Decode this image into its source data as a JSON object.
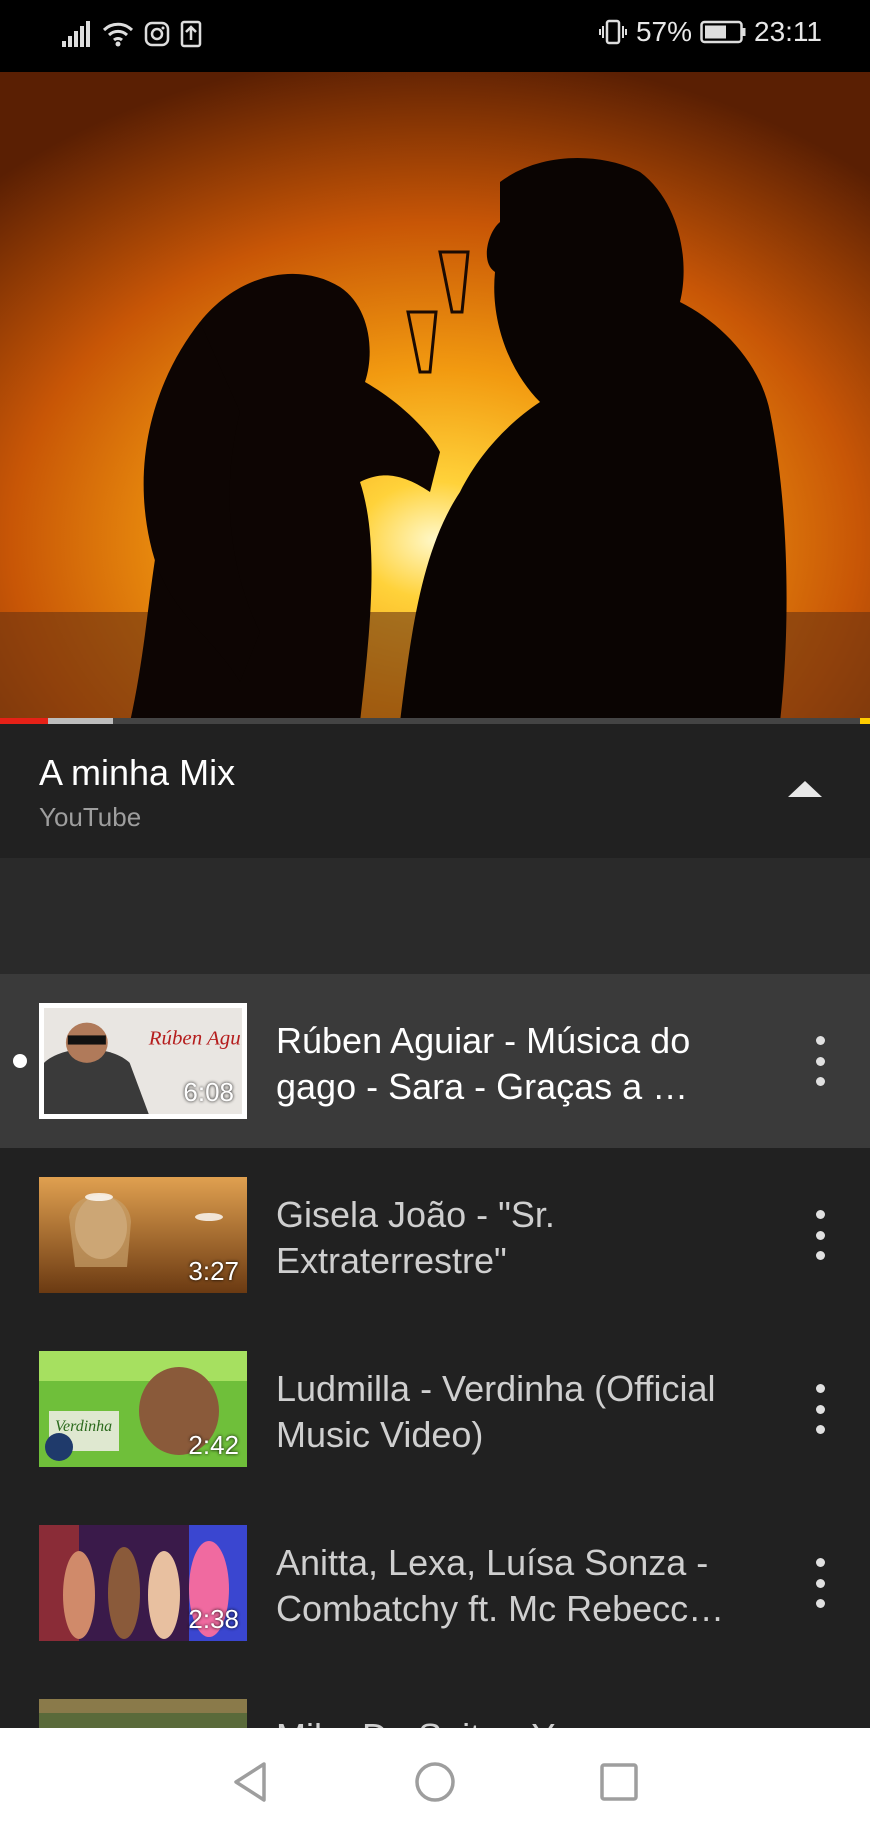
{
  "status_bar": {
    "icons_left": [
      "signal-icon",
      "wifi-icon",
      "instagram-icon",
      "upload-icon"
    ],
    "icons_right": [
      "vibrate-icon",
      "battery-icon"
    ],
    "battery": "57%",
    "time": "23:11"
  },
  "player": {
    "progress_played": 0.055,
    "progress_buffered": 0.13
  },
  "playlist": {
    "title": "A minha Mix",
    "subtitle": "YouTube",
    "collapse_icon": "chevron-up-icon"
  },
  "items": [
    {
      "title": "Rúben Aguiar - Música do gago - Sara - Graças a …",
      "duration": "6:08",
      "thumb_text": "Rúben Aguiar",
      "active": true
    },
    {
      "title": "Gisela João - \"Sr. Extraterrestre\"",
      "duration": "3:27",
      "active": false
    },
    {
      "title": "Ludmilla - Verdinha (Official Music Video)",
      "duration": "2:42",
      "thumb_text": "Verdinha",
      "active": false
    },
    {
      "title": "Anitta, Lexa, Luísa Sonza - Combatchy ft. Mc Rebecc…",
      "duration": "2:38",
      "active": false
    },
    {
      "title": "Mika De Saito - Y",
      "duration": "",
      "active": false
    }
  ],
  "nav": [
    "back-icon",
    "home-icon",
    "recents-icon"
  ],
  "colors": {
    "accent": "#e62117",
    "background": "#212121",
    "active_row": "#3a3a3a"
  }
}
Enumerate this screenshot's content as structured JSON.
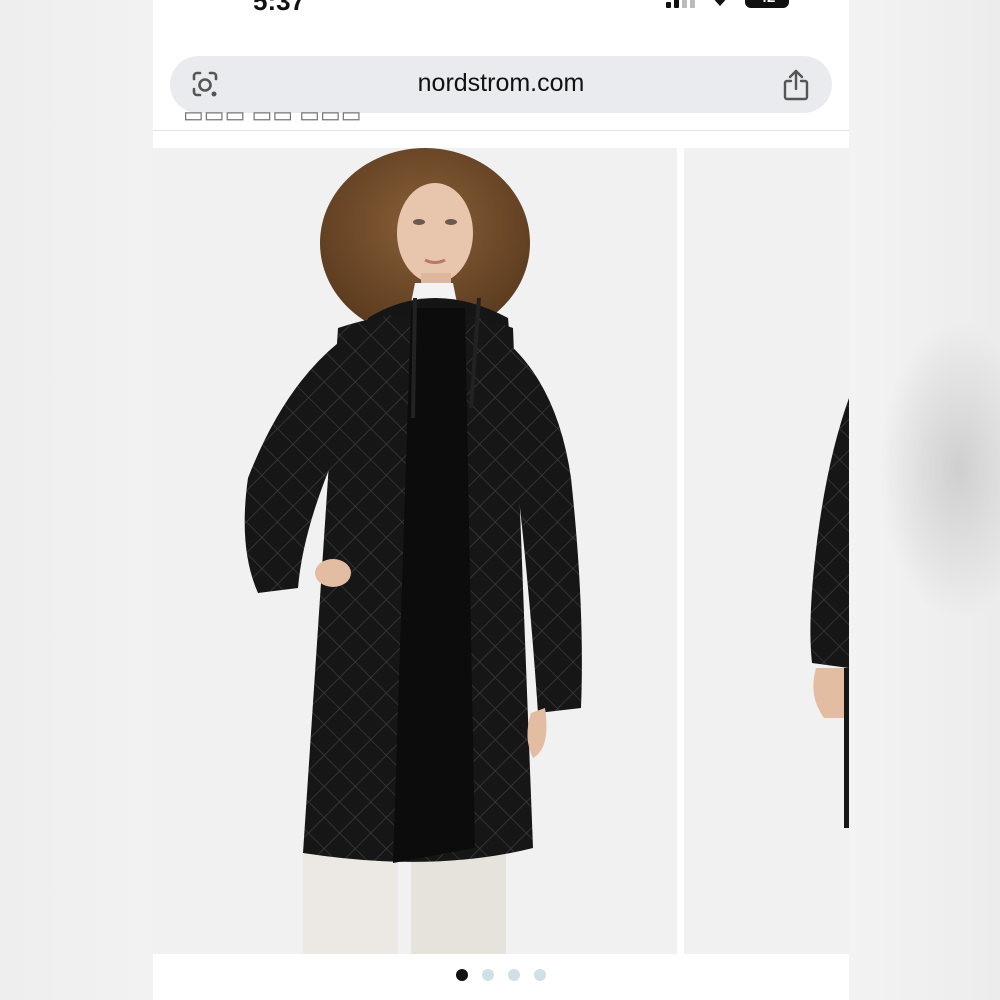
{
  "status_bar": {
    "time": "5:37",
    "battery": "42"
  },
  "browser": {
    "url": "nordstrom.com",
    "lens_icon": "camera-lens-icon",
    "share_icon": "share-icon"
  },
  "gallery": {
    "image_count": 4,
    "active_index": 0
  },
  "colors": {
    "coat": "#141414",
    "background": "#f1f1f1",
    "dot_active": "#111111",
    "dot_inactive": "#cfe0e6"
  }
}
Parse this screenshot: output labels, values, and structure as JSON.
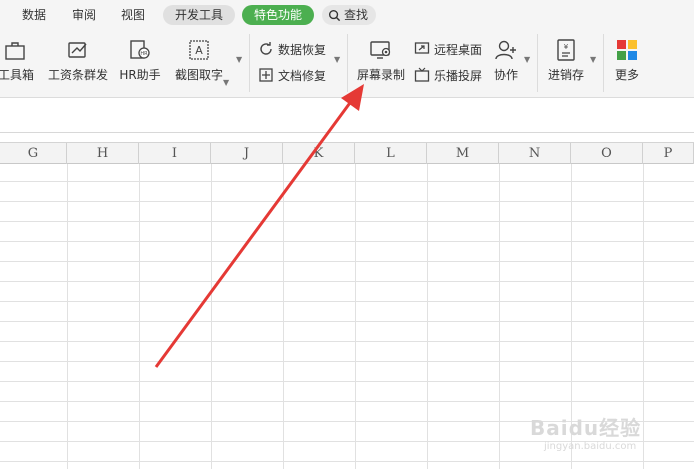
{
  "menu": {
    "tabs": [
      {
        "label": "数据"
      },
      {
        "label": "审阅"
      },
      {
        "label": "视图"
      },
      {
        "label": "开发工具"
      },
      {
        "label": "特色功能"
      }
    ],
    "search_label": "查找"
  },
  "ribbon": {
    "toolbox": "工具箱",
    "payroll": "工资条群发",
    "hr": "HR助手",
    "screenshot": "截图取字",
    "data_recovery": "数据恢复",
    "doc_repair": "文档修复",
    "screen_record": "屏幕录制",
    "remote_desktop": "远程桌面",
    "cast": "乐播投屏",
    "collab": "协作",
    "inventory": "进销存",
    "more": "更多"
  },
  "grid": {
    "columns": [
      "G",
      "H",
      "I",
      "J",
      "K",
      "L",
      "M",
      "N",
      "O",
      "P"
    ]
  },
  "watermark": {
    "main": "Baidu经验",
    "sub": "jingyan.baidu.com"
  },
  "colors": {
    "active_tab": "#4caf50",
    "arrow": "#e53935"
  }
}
┄┄┄┄┄┄
§ INSTRUCTIONS FOR THE TASK
Copy the material exactly. Do not include the pictures.

§ OUTPUT OF THE EXERCISE
Decode this image into its source data as a JSON object.
{
  "status_bar": {
    "icons_left": [
      "signal-icon",
      "wifi-icon",
      "instagram-icon",
      "upload-icon"
    ],
    "icons_right": [
      "vibrate-icon",
      "battery-icon"
    ],
    "battery": "57%",
    "time": "23:11"
  },
  "player": {
    "progress_played": 0.055,
    "progress_buffered": 0.13
  },
  "playlist": {
    "title": "A minha Mix",
    "subtitle": "YouTube",
    "collapse_icon": "chevron-up-icon"
  },
  "items": [
    {
      "title": "Rúben Aguiar - Música do gago - Sara - Graças a …",
      "duration": "6:08",
      "thumb_text": "Rúben Aguiar",
      "active": true
    },
    {
      "title": "Gisela João - \"Sr. Extraterrestre\"",
      "duration": "3:27",
      "active": false
    },
    {
      "title": "Ludmilla - Verdinha (Official Music Video)",
      "duration": "2:42",
      "thumb_text": "Verdinha",
      "active": false
    },
    {
      "title": "Anitta, Lexa, Luísa Sonza - Combatchy ft. Mc Rebecc…",
      "duration": "2:38",
      "active": false
    },
    {
      "title": "Mika De Saito - Y",
      "duration": "",
      "active": false
    }
  ],
  "nav": [
    "back-icon",
    "home-icon",
    "recents-icon"
  ],
  "colors": {
    "accent": "#e62117",
    "background": "#212121",
    "active_row": "#3a3a3a"
  }
}
Enumerate this screenshot's content as structured JSON.
{
  "status_bar": {
    "time": "5:37",
    "battery": "42"
  },
  "browser": {
    "url": "nordstrom.com",
    "lens_icon": "camera-lens-icon",
    "share_icon": "share-icon"
  },
  "gallery": {
    "image_count": 4,
    "active_index": 0
  },
  "colors": {
    "coat": "#141414",
    "background": "#f1f1f1",
    "dot_active": "#111111",
    "dot_inactive": "#cfe0e6"
  }
}
Parse this screenshot: output labels, values, and structure as JSON.
{
  "menu": {
    "tabs": [
      {
        "label": "数据"
      },
      {
        "label": "审阅"
      },
      {
        "label": "视图"
      },
      {
        "label": "开发工具"
      },
      {
        "label": "特色功能"
      }
    ],
    "search_label": "查找"
  },
  "ribbon": {
    "toolbox": "工具箱",
    "payroll": "工资条群发",
    "hr": "HR助手",
    "screenshot": "截图取字",
    "data_recovery": "数据恢复",
    "doc_repair": "文档修复",
    "screen_record": "屏幕录制",
    "remote_desktop": "远程桌面",
    "cast": "乐播投屏",
    "collab": "协作",
    "inventory": "进销存",
    "more": "更多"
  },
  "grid": {
    "columns": [
      "G",
      "H",
      "I",
      "J",
      "K",
      "L",
      "M",
      "N",
      "O",
      "P"
    ]
  },
  "watermark": {
    "main": "Baidu经验",
    "sub": "jingyan.baidu.com"
  },
  "colors": {
    "active_tab": "#4caf50",
    "arrow": "#e53935"
  }
}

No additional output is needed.